[Data excerpts]
•••
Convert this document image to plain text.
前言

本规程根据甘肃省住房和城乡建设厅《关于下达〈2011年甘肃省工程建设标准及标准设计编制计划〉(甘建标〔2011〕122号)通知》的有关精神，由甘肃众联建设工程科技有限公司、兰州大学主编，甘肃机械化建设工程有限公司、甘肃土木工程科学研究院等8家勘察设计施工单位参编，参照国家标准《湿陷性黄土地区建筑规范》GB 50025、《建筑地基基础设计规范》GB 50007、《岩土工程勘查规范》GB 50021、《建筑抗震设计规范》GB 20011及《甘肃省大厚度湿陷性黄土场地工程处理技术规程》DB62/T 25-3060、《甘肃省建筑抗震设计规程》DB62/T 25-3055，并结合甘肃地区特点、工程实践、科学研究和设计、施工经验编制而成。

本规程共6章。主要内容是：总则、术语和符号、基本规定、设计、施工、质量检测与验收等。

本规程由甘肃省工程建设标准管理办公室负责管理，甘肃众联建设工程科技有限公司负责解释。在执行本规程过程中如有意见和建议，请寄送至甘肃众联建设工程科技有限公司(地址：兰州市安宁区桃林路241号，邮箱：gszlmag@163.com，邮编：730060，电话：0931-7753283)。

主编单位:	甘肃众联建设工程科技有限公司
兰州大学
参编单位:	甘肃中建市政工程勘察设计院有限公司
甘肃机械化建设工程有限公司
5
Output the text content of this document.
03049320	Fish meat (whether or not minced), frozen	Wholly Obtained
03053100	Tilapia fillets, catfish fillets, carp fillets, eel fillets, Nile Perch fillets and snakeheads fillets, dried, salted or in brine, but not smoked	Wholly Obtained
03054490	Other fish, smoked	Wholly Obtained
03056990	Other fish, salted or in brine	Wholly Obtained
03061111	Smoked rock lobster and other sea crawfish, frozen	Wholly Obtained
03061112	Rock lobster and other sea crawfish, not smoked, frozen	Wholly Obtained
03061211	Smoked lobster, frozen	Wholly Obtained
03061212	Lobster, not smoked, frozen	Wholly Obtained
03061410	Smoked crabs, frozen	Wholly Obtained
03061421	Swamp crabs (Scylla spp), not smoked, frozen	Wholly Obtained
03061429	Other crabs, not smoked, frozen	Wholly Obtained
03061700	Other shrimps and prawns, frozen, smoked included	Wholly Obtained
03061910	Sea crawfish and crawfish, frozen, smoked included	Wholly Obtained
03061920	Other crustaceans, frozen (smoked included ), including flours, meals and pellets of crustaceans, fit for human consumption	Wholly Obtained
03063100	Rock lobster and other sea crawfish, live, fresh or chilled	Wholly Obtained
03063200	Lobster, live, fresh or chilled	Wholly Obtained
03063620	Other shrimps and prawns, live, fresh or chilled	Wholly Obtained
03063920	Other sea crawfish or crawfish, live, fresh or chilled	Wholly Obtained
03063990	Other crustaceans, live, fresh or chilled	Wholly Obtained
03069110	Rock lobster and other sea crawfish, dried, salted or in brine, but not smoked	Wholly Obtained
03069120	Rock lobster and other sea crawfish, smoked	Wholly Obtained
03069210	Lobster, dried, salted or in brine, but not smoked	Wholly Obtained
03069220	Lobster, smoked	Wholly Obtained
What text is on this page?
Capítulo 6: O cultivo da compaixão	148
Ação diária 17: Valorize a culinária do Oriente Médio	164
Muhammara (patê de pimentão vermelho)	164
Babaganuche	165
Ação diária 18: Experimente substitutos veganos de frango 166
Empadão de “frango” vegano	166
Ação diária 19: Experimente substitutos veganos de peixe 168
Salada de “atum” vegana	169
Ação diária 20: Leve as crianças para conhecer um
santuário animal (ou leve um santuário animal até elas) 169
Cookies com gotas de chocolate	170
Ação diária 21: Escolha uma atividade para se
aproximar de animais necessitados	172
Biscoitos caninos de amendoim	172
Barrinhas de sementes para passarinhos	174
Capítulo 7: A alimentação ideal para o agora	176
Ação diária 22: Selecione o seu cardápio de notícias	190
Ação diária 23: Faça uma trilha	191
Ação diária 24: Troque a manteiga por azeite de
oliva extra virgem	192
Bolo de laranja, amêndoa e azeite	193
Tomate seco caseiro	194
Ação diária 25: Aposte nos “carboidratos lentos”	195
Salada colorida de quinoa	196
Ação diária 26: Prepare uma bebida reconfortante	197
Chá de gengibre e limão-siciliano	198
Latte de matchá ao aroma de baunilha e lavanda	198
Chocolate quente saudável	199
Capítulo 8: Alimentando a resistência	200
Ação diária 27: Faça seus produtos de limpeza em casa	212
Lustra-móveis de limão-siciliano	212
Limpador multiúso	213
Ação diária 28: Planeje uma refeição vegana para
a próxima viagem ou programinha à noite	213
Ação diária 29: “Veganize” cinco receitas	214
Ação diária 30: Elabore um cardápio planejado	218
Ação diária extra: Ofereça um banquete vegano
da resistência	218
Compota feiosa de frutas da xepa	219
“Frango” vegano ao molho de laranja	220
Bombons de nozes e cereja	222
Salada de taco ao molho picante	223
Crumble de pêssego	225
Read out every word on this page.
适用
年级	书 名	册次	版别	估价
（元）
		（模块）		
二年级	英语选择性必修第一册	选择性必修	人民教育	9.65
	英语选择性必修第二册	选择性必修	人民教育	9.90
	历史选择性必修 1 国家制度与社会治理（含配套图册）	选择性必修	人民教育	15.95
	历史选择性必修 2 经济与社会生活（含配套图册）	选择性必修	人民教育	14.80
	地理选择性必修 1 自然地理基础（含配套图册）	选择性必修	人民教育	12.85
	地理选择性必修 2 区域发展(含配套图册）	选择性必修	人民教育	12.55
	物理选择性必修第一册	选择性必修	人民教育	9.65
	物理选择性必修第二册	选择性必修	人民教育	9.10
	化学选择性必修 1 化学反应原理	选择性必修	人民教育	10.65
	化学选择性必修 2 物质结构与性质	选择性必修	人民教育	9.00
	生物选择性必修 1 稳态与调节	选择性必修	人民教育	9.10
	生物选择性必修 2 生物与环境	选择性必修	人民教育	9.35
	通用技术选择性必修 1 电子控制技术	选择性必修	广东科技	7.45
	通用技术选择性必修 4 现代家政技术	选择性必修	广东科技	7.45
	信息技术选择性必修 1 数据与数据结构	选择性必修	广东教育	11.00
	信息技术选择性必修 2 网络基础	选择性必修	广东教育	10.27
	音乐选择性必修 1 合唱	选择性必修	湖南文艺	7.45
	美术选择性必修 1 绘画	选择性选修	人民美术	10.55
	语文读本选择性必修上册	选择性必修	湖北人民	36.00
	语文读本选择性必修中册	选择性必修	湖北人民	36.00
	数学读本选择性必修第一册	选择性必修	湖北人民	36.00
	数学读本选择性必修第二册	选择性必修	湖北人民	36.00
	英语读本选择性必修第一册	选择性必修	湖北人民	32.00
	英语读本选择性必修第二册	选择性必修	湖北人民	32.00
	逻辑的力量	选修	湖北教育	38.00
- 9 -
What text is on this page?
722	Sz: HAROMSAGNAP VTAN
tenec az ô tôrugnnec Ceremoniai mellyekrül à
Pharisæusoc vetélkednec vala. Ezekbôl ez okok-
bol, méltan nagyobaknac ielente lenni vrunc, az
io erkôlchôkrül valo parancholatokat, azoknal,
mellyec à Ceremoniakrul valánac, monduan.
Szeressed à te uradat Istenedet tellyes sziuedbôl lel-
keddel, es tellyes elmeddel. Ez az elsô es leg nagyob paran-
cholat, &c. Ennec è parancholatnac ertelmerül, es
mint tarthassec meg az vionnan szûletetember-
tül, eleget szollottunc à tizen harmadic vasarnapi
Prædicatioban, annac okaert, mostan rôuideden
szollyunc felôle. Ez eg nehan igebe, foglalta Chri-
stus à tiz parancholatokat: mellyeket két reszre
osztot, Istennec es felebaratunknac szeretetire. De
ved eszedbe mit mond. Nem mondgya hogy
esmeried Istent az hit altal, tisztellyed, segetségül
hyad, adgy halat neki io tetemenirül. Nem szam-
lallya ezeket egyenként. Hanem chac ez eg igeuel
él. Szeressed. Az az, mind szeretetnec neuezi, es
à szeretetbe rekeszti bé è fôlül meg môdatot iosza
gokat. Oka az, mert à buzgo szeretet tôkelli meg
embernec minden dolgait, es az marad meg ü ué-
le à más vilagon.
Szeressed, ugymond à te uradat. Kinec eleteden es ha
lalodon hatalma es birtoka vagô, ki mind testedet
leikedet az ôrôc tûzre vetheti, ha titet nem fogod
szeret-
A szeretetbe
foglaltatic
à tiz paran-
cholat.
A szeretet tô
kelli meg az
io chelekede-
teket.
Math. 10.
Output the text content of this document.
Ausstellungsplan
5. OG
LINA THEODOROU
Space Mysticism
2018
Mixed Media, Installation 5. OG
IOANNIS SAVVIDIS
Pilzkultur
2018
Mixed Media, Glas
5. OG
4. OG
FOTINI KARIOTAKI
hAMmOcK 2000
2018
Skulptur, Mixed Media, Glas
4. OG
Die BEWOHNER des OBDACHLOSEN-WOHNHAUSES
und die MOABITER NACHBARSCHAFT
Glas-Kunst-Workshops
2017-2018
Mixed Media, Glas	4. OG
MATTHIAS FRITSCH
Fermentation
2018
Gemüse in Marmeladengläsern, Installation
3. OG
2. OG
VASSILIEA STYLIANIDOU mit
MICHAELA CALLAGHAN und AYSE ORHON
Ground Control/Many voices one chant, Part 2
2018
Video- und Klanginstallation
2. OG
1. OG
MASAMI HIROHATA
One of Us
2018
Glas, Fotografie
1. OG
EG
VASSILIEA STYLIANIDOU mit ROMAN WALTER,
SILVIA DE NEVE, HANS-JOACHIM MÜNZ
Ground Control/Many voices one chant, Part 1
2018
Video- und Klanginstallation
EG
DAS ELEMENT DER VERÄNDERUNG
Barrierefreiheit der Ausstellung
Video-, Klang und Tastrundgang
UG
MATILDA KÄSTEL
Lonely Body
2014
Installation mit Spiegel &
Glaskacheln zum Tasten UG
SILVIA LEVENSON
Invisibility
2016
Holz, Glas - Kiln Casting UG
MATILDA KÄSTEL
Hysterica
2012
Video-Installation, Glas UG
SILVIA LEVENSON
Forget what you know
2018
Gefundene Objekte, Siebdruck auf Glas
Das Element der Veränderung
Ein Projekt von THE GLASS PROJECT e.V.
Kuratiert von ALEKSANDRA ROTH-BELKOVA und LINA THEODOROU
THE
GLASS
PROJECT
•••
## [Set exercise]
Copy out every line where the word "含配套图册" occurs.

## [Exercise output]
	历史选择性必修 1 国家制度与社会治理（含配套图册）	选择性必修	人民教育	15.95
	历史选择性必修 2 经济与社会生活（含配套图册）	选择性必修	人民教育	14.80
	地理选择性必修 1 自然地理基础（含配套图册）	选择性必修	人民教育	12.85
	地理选择性必修 2 区域发展(含配套图册）	选择性必修	人民教育	12.55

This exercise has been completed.